◆ PROVIDED INFORMATION:
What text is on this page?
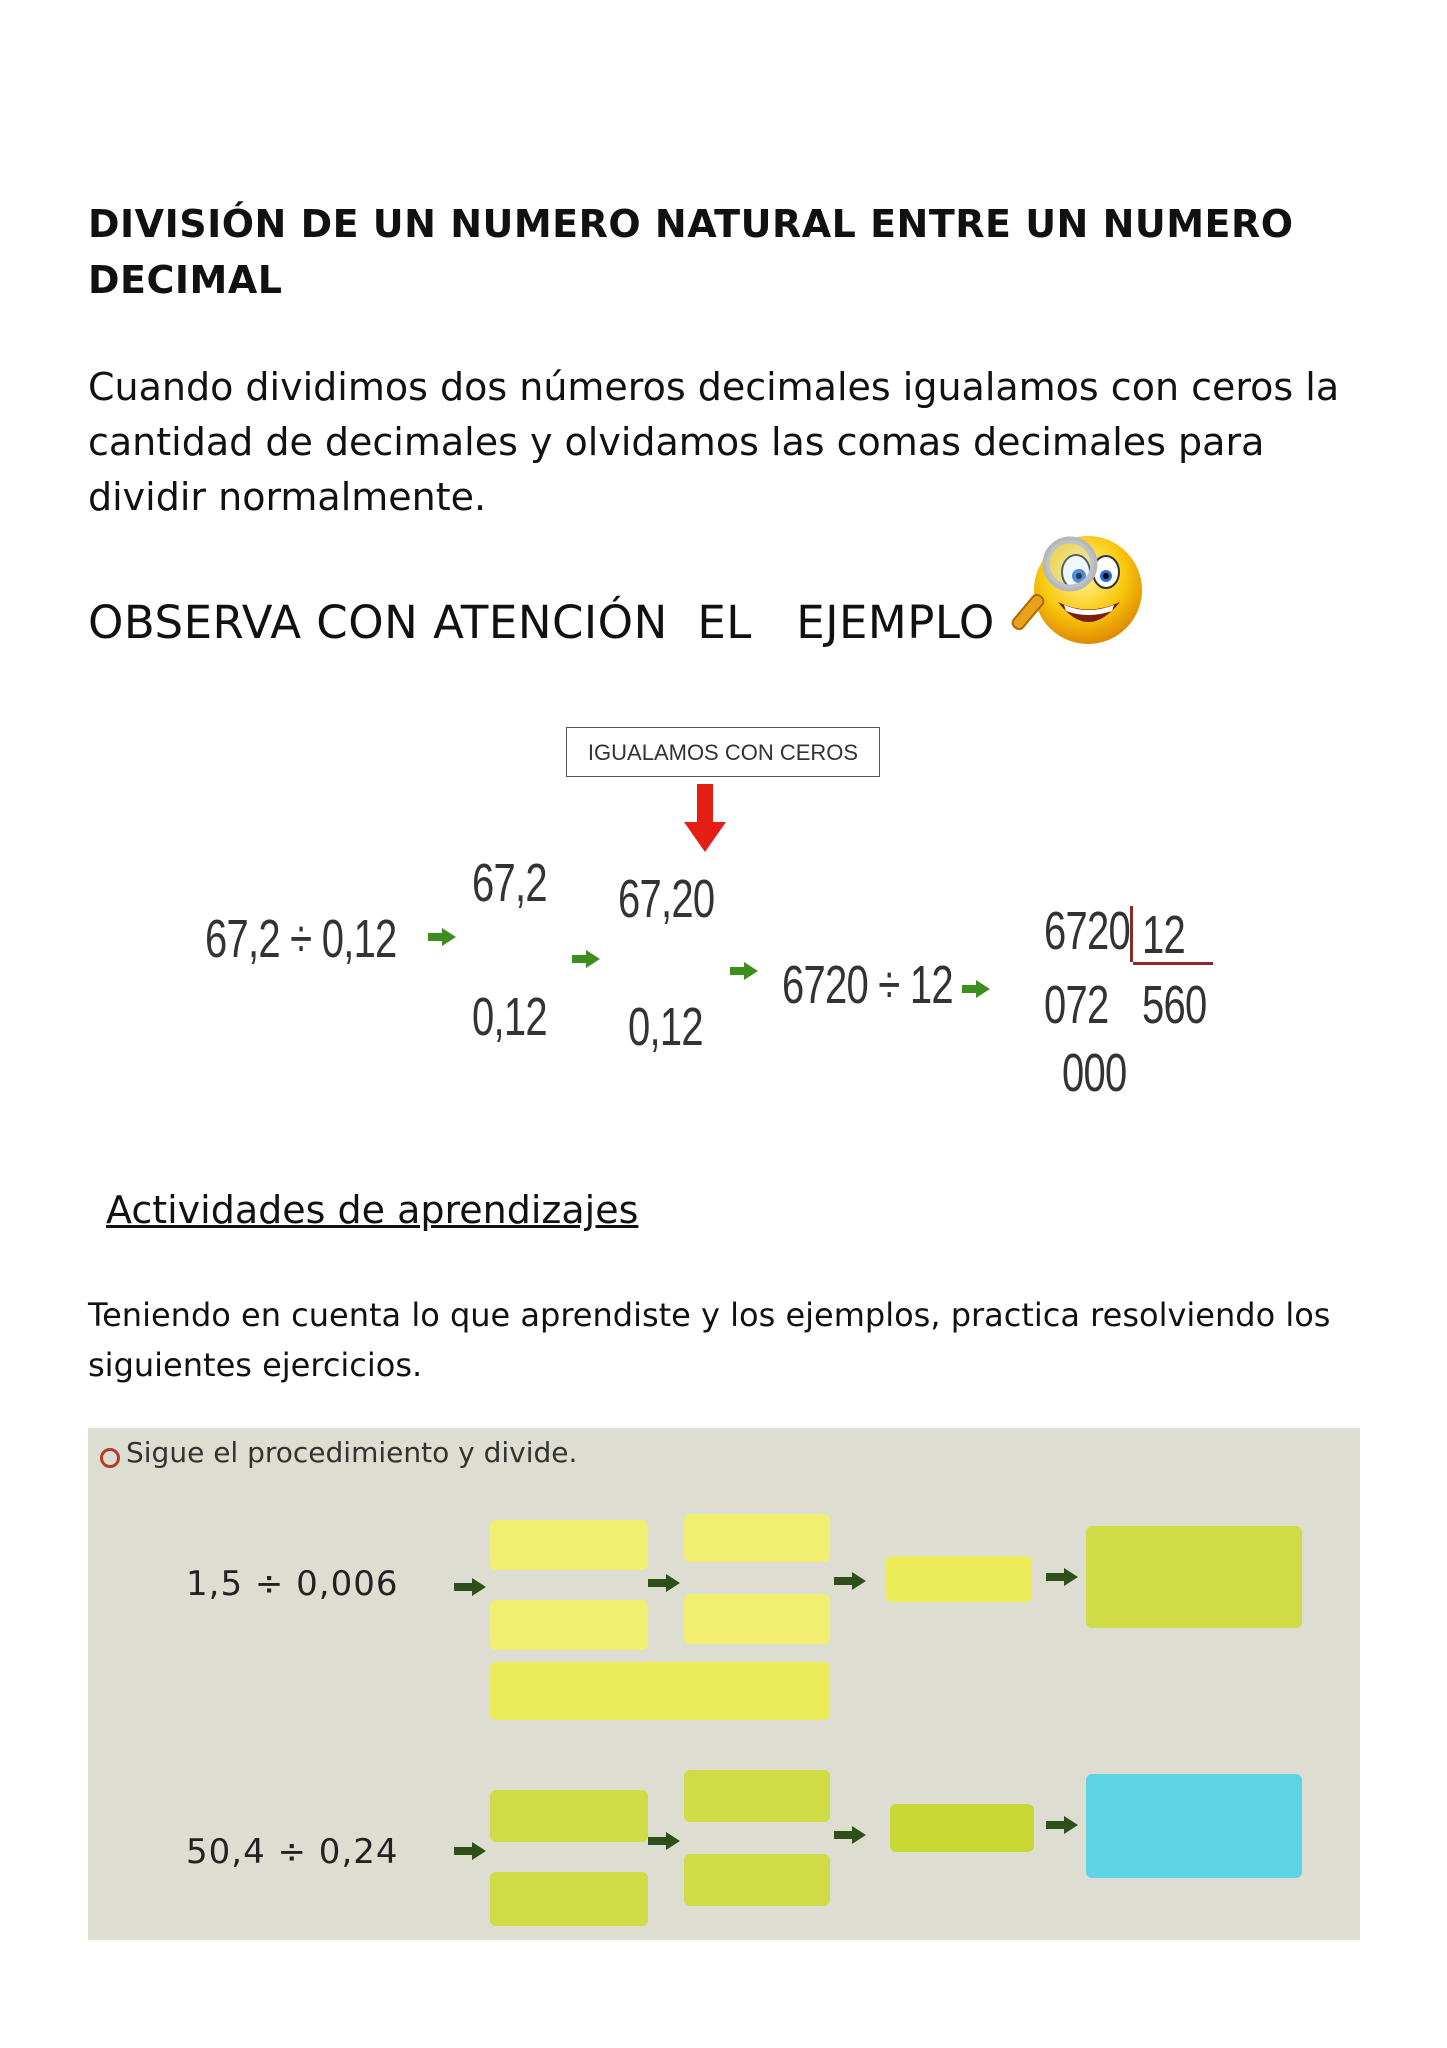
DIVISIÓN DE UN NUMERO NATURAL ENTRE UN NUMERO DECIMAL
Cuando dividimos dos números decimales igualamos con ceros la cantidad de decimales y olvidamos las comas decimales para dividir normalmente.
OBSERVA CON ATENCIÓN  EL   EJEMPLO
IGUALAMOS CON CEROS
67,2 ÷ 0,12
67,2
0,12
67,20
0,12
6720 ÷ 12
6720 12
072 560
000
Actividades de aprendizajes
Teniendo en cuenta lo que aprendiste y los ejemplos, practica resolviendo los siguientes ejercicios.
Sigue el procedimiento y divide.
1,5 ÷ 0,006
50,4 ÷ 0,24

◆ INSTRUCTIONS FOR THE TASK: Omit the pictures and reproduce the listing exactly.

◆ OUTPUT BELOW:
What text is on this page?
DIVISIÓN DE UN NUMERO NATURAL ENTRE UN NUMERO DECIMAL
Cuando dividimos dos números decimales igualamos con ceros la cantidad de decimales y olvidamos las comas decimales para dividir normalmente.
OBSERVA CON ATENCIÓN  EL   EJEMPLO
IGUALAMOS CON CEROS
67,2 ÷ 0,12
67,2
0,12
67,20
0,12
6720 ÷ 12
6720 12
072 560
000
Actividades de aprendizajes
Teniendo en cuenta lo que aprendiste y los ejemplos, practica resolviendo los siguientes ejercicios.
Sigue el procedimiento y divide.
1,5 ÷ 0,006
50,4 ÷ 0,24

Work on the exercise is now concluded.